*EXERCISE INPUT*:
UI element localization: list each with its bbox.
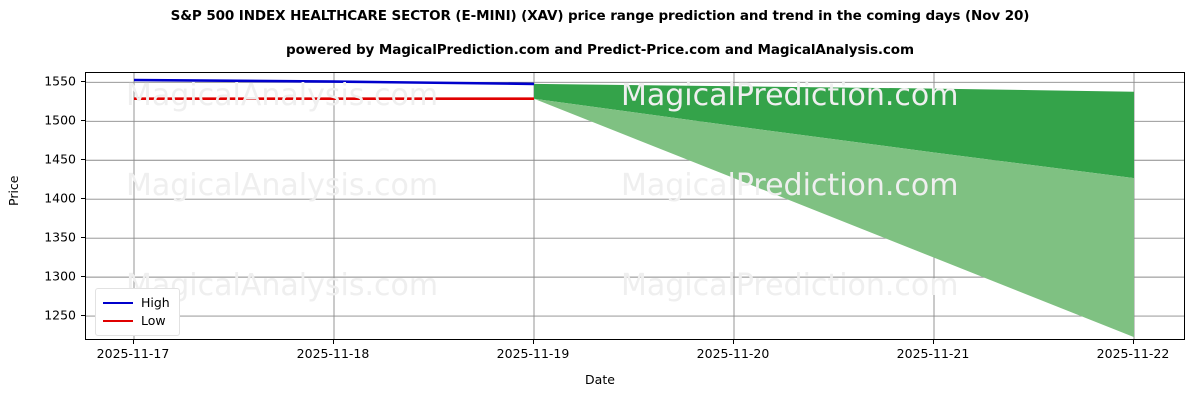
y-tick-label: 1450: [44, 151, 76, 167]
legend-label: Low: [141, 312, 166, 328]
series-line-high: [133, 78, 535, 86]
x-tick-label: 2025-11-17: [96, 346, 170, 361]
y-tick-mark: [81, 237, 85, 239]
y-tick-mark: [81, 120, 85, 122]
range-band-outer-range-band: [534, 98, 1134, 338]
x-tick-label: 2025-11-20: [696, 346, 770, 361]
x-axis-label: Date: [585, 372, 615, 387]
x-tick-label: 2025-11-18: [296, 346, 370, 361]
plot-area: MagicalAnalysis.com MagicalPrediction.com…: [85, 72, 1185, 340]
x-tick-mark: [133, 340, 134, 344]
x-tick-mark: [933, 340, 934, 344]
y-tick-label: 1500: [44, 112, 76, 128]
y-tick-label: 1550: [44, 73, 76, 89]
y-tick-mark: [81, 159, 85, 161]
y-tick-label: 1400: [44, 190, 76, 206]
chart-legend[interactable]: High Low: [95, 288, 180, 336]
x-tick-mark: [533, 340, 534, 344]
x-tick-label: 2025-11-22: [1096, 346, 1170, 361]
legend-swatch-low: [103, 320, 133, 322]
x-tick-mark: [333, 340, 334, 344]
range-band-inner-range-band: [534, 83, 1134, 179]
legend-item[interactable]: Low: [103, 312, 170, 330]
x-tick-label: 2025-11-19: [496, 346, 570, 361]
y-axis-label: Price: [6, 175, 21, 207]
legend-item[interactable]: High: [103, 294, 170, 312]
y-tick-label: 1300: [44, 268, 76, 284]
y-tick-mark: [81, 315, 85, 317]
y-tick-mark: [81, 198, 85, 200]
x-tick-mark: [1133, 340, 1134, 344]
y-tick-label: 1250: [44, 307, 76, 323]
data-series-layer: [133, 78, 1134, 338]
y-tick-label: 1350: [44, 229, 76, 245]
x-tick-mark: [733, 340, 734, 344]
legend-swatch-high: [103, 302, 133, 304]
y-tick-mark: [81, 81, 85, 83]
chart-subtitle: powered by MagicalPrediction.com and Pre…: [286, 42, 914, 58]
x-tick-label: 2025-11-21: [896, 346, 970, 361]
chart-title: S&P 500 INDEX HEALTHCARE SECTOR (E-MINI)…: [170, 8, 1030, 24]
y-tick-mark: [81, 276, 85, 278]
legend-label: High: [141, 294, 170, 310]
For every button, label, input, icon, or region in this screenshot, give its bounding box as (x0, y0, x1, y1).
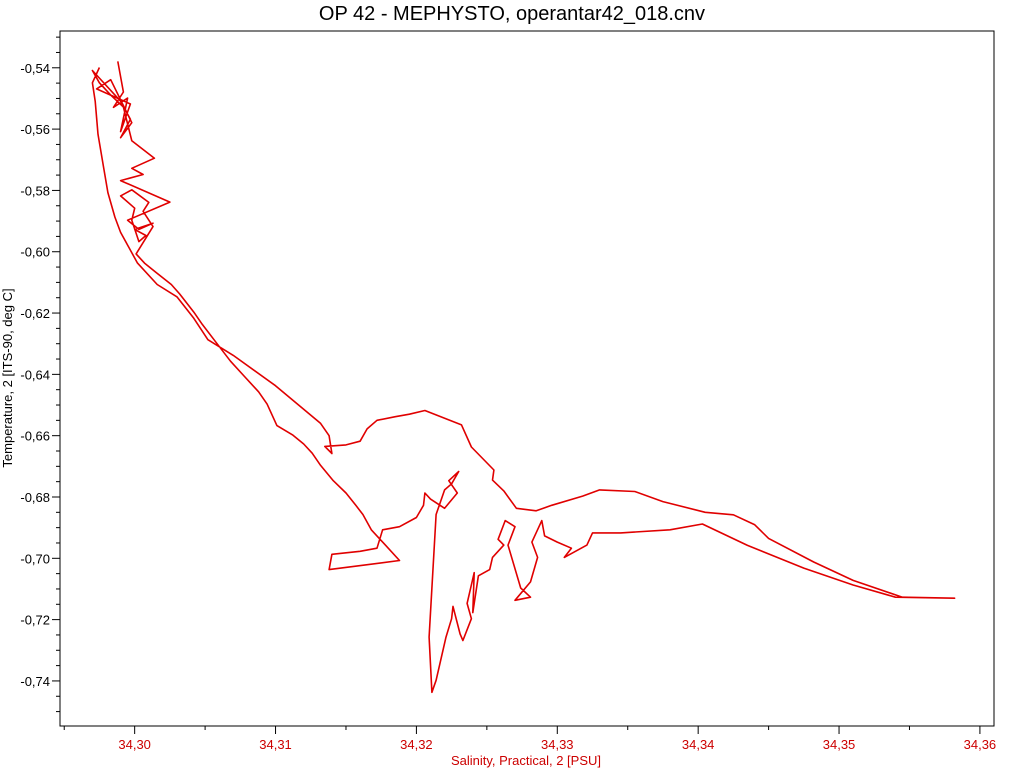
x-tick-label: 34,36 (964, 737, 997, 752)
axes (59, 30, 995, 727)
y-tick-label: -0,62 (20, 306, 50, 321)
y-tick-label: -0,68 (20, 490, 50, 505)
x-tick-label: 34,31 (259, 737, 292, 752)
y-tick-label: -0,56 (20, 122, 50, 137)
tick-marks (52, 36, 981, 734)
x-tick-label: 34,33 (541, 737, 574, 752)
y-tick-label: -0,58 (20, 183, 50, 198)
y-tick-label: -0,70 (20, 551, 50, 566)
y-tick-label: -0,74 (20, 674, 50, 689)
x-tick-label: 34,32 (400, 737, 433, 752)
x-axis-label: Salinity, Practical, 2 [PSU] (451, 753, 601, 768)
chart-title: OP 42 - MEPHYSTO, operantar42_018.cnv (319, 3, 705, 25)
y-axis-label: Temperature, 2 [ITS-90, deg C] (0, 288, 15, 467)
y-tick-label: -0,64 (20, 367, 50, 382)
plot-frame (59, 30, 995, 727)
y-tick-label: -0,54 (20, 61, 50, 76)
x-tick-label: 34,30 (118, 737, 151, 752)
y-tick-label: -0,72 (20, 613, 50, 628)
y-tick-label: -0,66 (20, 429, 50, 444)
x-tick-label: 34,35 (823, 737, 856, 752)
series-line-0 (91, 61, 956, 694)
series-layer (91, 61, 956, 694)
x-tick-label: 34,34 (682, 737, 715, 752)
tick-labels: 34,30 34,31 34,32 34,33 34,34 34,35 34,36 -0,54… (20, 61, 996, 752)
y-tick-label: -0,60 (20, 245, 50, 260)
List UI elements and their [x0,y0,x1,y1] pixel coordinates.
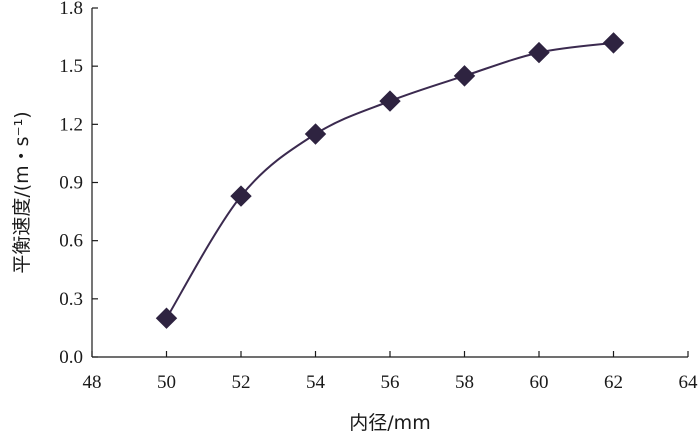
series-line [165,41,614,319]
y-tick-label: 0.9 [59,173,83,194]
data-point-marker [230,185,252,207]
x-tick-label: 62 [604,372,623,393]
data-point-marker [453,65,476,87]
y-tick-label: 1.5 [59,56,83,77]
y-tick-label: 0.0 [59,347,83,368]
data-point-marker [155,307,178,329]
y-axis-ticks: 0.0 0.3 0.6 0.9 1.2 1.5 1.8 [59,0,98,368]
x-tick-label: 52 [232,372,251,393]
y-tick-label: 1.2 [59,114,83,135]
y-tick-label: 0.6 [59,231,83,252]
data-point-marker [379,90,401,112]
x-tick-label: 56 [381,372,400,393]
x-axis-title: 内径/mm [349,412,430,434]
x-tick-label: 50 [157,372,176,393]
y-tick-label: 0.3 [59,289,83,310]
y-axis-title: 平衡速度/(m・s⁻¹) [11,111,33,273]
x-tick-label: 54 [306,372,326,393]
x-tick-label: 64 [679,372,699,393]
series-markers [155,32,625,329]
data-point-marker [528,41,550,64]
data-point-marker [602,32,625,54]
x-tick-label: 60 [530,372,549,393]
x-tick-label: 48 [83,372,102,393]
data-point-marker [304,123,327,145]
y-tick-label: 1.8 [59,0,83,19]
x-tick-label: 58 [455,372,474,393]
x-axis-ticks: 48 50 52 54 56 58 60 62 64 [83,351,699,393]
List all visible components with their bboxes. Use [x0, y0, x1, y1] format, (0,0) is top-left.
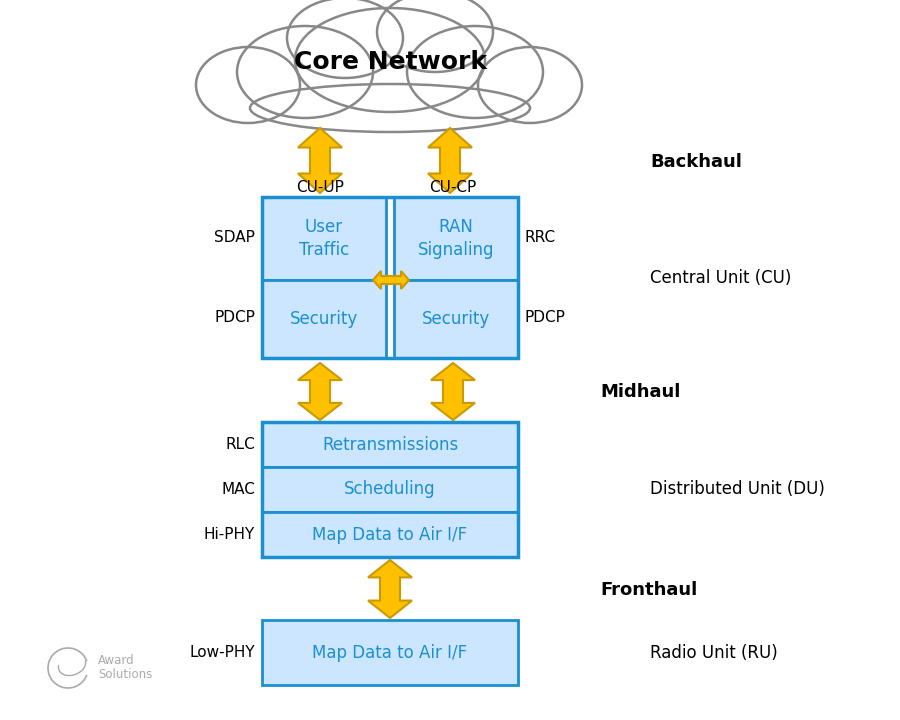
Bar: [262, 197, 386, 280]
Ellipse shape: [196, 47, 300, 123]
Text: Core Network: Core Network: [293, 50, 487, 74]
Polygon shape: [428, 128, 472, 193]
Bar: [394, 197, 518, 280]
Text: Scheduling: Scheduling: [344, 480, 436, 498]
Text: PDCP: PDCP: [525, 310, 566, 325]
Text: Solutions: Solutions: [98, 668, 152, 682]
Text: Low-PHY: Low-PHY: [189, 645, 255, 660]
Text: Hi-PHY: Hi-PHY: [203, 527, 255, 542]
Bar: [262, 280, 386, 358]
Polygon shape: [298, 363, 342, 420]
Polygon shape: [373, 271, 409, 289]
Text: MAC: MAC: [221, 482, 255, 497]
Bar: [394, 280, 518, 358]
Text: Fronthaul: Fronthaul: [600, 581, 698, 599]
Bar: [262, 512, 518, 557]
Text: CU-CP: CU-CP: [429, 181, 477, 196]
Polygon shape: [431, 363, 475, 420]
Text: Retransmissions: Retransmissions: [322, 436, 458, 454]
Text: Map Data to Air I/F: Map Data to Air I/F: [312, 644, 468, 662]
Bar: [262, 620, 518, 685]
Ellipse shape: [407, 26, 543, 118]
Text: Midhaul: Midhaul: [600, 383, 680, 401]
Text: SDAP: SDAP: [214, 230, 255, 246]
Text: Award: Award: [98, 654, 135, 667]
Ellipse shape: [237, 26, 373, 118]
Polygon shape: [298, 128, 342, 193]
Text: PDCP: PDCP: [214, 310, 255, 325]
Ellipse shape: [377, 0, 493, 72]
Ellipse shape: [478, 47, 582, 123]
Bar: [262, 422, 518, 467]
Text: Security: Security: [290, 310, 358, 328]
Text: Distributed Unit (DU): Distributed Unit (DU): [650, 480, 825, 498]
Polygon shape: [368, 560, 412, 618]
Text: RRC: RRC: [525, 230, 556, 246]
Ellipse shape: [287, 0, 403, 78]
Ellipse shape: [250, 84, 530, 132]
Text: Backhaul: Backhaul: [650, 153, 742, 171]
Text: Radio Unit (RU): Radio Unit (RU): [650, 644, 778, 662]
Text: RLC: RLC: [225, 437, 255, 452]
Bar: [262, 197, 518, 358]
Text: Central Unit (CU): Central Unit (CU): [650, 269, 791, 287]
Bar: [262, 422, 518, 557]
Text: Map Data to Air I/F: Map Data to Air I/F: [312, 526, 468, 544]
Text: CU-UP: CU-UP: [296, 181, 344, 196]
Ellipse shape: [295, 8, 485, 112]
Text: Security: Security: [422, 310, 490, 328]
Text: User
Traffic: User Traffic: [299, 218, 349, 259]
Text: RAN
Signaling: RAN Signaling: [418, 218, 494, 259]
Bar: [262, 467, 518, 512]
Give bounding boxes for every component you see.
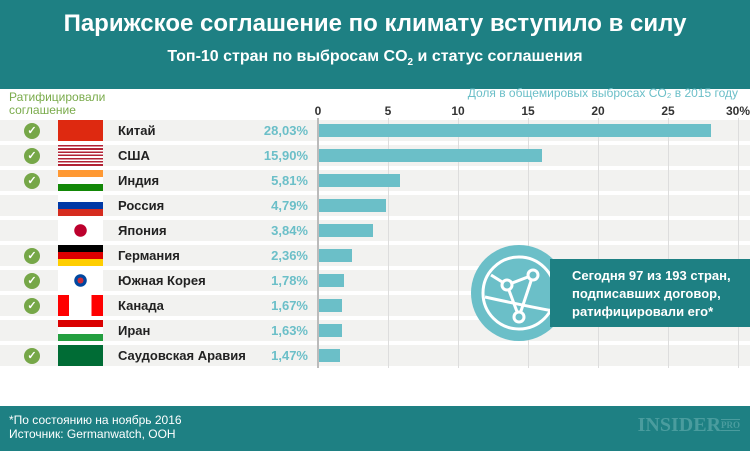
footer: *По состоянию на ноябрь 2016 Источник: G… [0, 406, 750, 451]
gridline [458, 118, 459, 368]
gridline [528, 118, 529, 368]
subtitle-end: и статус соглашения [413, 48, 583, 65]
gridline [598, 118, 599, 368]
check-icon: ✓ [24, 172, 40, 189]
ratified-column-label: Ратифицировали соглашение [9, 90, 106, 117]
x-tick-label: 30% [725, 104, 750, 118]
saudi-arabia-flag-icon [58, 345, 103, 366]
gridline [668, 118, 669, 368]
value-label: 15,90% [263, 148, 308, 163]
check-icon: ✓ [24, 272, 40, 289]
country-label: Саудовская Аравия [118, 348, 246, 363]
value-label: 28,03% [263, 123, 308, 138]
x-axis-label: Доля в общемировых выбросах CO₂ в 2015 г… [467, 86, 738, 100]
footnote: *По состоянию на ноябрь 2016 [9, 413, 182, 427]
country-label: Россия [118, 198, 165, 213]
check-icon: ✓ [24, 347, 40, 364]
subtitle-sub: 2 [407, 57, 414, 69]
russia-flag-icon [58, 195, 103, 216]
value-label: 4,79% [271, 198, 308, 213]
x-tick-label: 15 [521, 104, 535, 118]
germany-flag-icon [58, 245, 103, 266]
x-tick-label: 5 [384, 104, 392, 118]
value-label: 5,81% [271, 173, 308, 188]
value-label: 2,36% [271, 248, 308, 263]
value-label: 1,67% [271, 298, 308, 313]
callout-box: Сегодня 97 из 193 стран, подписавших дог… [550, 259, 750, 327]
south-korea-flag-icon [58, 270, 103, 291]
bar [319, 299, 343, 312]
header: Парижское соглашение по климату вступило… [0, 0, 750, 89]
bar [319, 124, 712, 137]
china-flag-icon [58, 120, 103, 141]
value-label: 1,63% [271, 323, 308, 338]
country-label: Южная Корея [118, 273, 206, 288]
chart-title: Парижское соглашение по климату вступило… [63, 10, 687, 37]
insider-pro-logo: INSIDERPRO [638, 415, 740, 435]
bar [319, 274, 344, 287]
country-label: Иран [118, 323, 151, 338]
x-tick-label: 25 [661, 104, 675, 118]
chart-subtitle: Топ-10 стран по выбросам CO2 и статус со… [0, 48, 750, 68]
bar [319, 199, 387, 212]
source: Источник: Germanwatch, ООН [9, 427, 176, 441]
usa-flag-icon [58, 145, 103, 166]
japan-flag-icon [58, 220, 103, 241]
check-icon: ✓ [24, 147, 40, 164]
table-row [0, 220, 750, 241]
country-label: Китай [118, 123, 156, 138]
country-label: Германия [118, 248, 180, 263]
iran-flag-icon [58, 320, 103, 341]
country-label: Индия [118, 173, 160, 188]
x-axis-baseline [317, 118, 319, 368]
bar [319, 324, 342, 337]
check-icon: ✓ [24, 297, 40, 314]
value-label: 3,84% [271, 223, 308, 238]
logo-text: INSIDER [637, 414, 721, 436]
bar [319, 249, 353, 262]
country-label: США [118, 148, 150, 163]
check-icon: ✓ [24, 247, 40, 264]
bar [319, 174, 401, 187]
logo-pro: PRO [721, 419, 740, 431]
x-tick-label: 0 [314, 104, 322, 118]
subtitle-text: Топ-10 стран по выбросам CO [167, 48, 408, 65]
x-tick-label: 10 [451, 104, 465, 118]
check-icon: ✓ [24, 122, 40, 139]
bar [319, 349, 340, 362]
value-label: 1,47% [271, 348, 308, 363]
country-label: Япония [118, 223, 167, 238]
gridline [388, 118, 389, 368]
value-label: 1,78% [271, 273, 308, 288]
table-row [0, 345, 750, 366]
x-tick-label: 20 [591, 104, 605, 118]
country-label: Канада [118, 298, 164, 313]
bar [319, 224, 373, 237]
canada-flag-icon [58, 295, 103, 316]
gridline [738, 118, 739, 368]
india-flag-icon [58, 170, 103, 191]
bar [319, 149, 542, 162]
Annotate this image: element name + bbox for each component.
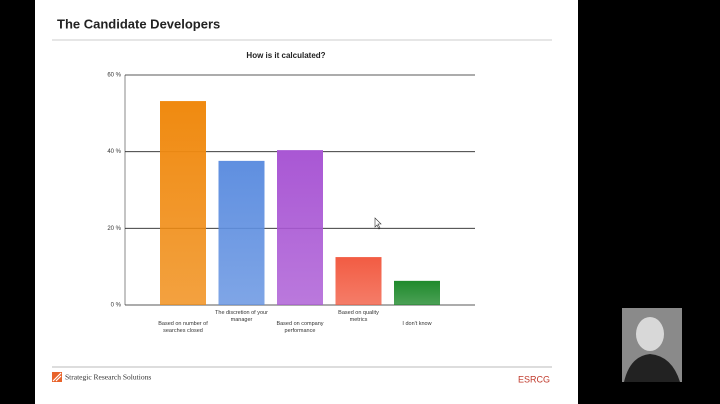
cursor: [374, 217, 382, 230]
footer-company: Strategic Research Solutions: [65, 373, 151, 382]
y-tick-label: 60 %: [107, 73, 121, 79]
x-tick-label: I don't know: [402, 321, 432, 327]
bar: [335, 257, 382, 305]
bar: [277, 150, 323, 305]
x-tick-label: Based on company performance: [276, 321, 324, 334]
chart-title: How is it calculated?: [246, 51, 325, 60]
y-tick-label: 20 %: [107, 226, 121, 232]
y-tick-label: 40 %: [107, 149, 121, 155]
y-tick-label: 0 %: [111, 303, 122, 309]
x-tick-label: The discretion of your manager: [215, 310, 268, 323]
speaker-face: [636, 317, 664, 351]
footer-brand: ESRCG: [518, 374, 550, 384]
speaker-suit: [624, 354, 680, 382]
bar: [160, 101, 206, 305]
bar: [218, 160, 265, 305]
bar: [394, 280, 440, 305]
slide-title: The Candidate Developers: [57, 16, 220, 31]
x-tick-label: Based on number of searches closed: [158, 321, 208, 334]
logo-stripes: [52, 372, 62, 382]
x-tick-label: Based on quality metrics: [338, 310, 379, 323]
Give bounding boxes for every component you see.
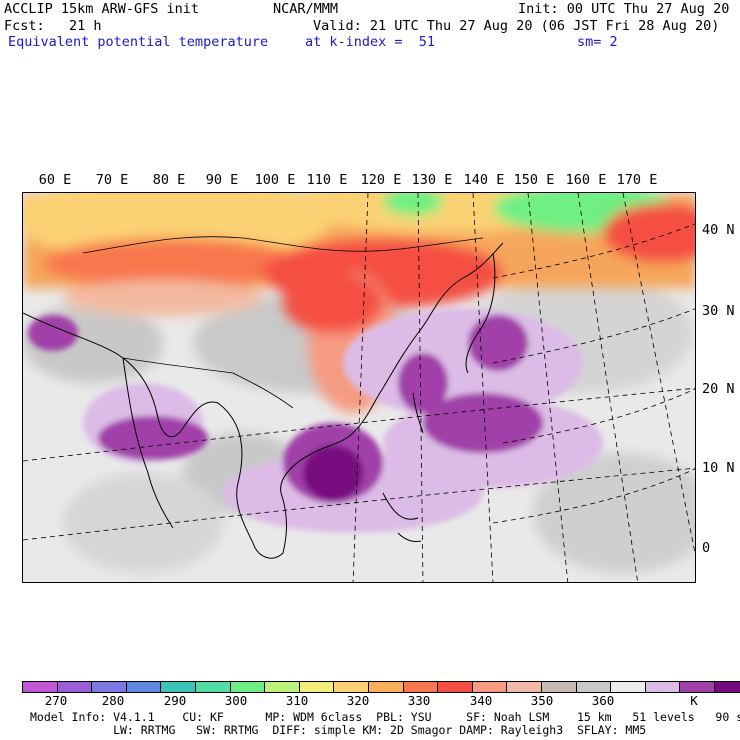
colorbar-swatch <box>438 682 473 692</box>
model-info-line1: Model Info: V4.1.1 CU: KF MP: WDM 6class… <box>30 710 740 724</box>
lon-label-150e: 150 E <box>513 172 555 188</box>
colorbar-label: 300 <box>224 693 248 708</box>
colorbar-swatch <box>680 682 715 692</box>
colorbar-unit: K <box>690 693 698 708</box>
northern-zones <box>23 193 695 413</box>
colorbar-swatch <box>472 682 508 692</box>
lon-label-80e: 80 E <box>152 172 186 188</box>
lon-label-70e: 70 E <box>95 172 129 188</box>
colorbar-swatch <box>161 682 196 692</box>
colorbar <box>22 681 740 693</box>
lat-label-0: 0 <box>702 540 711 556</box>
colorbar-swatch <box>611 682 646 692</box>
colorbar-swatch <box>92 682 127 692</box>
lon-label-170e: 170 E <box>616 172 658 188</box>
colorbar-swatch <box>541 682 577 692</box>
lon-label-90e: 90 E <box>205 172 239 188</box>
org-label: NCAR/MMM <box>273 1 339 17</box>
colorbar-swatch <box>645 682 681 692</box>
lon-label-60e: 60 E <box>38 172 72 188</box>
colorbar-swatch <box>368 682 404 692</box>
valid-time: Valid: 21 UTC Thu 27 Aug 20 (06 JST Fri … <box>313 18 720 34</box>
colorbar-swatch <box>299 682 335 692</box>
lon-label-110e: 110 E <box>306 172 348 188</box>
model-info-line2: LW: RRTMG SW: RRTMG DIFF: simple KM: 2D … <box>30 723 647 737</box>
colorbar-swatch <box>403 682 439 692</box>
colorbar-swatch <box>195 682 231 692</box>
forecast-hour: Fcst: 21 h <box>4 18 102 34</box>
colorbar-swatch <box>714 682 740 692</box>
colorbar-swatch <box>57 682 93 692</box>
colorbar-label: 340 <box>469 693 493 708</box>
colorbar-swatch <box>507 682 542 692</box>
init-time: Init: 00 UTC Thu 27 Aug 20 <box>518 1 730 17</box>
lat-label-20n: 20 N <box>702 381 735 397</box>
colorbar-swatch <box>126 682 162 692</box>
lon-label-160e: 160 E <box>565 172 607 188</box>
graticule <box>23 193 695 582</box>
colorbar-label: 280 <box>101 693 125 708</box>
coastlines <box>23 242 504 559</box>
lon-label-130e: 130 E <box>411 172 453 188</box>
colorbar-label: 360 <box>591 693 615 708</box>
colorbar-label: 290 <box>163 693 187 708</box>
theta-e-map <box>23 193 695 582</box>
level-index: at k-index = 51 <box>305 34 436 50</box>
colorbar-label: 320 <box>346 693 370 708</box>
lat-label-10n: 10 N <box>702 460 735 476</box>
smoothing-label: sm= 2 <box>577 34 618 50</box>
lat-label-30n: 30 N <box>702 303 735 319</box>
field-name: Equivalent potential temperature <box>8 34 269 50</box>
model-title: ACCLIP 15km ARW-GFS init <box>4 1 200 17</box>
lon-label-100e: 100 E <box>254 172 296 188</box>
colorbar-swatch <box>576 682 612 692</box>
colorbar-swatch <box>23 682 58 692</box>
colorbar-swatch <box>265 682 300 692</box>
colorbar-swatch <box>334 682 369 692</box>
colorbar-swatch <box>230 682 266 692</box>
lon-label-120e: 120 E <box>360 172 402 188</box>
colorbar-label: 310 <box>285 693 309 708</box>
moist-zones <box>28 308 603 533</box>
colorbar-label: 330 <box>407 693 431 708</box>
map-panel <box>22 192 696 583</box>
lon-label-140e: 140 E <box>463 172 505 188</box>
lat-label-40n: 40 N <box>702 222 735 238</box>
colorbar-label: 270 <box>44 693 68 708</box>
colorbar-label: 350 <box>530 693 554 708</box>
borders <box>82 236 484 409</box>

*WRITTEN INSTRUCTION*:
Reproduce only the lines starting at the one that contains "Bar: [262, 197, 386, 280]" and ending at the one that contains "Text: Low-PHY: Low-PHY: [189, 645, 255, 660]", with "Bar" replaced by "Block" and everything else left unchanged.

*SOLUTION TO THIS PROBLEM*:
Block: [262, 197, 386, 280]
Ellipse shape: [196, 47, 300, 123]
Text: Core Network: Core Network: [293, 50, 487, 74]
Polygon shape: [428, 128, 472, 193]
Block: [394, 197, 518, 280]
Text: Scheduling: Scheduling: [344, 480, 436, 498]
Text: PDCP: PDCP: [525, 310, 566, 325]
Text: Solutions: Solutions: [98, 668, 152, 682]
Text: Low-PHY: Low-PHY: [189, 645, 255, 660]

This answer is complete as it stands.